Figure dataset records
════════════════════

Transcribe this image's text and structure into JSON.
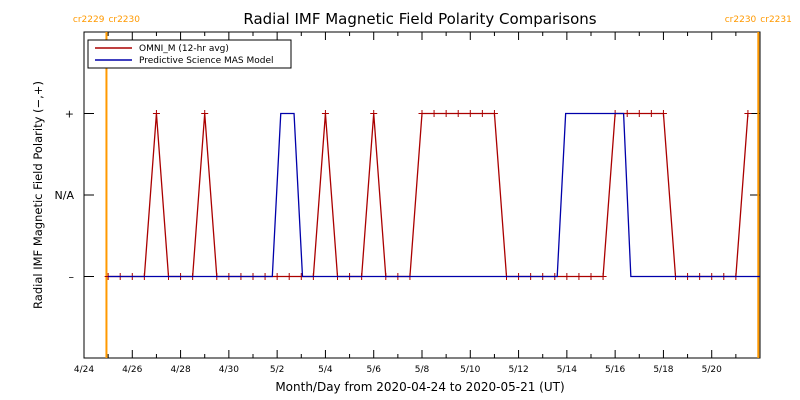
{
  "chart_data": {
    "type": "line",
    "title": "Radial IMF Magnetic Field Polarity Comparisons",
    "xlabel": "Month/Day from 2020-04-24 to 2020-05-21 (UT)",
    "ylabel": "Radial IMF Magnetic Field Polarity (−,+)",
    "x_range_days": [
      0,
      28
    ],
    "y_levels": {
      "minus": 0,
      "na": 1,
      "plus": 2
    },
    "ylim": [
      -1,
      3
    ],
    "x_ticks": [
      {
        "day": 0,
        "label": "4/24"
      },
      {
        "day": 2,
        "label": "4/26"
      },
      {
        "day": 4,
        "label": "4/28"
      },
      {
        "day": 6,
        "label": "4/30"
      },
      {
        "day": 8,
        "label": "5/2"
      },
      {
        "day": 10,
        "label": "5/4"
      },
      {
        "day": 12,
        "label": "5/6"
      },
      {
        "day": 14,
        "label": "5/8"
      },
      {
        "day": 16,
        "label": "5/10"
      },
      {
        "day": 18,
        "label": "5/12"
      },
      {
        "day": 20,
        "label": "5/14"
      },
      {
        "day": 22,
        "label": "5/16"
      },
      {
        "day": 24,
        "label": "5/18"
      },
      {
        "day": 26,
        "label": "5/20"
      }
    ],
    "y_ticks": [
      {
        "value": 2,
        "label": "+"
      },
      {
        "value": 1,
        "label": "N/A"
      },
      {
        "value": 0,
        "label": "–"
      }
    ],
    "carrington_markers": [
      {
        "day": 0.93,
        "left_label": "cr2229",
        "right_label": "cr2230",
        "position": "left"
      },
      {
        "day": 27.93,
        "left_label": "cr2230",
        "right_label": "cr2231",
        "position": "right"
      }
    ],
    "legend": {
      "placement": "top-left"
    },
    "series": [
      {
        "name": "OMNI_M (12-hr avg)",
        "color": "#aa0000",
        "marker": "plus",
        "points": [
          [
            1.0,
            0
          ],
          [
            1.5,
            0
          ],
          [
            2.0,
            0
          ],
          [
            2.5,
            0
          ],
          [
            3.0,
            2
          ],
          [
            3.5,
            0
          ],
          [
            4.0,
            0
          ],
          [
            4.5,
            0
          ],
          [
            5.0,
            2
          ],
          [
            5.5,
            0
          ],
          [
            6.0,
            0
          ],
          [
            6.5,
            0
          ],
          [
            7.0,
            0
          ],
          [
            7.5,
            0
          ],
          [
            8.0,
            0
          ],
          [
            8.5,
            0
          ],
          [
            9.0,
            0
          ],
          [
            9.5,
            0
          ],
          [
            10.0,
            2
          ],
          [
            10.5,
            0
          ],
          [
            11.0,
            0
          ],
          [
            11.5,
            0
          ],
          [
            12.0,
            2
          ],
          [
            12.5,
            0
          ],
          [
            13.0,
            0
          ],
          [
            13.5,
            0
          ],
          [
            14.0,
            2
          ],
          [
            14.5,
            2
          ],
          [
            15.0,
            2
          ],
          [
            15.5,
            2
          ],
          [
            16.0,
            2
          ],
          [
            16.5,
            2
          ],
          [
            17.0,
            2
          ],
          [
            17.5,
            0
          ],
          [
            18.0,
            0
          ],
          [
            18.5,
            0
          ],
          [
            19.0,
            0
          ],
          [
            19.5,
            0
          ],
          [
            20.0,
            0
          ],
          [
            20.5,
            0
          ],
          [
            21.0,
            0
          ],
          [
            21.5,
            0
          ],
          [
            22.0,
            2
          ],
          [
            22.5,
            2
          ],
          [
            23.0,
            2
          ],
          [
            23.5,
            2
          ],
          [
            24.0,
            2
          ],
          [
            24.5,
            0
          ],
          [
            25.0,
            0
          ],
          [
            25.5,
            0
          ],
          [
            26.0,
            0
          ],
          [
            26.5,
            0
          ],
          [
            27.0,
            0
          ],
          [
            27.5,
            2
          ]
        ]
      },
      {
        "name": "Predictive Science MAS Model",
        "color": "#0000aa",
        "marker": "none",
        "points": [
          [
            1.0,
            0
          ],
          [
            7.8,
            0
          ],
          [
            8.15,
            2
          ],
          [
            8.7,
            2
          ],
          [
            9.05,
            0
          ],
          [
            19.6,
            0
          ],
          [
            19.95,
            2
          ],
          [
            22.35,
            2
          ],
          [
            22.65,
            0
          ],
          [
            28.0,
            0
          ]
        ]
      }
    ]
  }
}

════════════════════

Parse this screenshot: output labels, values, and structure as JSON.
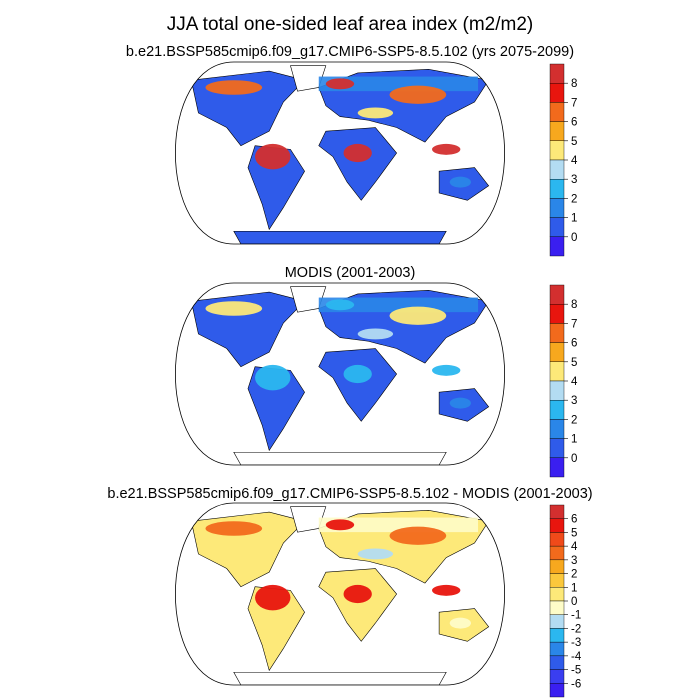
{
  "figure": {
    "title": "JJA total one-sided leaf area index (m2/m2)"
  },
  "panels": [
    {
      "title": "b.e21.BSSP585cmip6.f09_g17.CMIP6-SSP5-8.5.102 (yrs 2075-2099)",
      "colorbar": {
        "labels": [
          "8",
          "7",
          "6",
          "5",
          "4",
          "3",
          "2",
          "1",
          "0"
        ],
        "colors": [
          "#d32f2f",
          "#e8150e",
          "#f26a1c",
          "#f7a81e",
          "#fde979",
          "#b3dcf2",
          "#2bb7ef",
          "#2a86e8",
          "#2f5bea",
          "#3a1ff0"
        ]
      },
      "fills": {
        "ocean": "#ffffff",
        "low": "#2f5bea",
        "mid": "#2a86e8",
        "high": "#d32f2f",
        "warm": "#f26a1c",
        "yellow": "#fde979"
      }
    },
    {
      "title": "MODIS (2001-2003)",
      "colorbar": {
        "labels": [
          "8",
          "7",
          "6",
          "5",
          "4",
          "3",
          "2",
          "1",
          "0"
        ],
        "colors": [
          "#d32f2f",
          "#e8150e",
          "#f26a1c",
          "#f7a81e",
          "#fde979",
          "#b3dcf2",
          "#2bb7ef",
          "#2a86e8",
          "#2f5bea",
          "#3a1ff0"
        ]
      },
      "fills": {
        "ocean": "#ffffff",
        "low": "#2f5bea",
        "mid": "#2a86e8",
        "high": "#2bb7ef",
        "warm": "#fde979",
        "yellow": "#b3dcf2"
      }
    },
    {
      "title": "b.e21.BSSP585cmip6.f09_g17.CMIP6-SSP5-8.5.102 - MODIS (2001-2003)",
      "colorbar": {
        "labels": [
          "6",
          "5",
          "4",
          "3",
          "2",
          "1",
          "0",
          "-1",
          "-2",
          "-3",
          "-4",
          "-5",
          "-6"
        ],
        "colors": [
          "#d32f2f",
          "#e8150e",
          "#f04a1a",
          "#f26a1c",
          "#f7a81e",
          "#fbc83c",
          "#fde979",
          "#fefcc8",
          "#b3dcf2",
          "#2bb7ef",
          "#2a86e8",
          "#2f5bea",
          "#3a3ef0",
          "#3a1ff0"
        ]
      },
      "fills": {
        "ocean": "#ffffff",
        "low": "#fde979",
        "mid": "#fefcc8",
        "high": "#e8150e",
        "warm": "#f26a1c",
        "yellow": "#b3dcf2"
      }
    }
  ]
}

════════════════════

* Exercise objective
Look over the listing. Pull out every line with the string "Magnetic" in it.

* Final result
    "title": "Radial IMF Magnetic Field Polarity Comparisons",
    "ylabel": "Radial IMF Magnetic Field Polarity (−,+)",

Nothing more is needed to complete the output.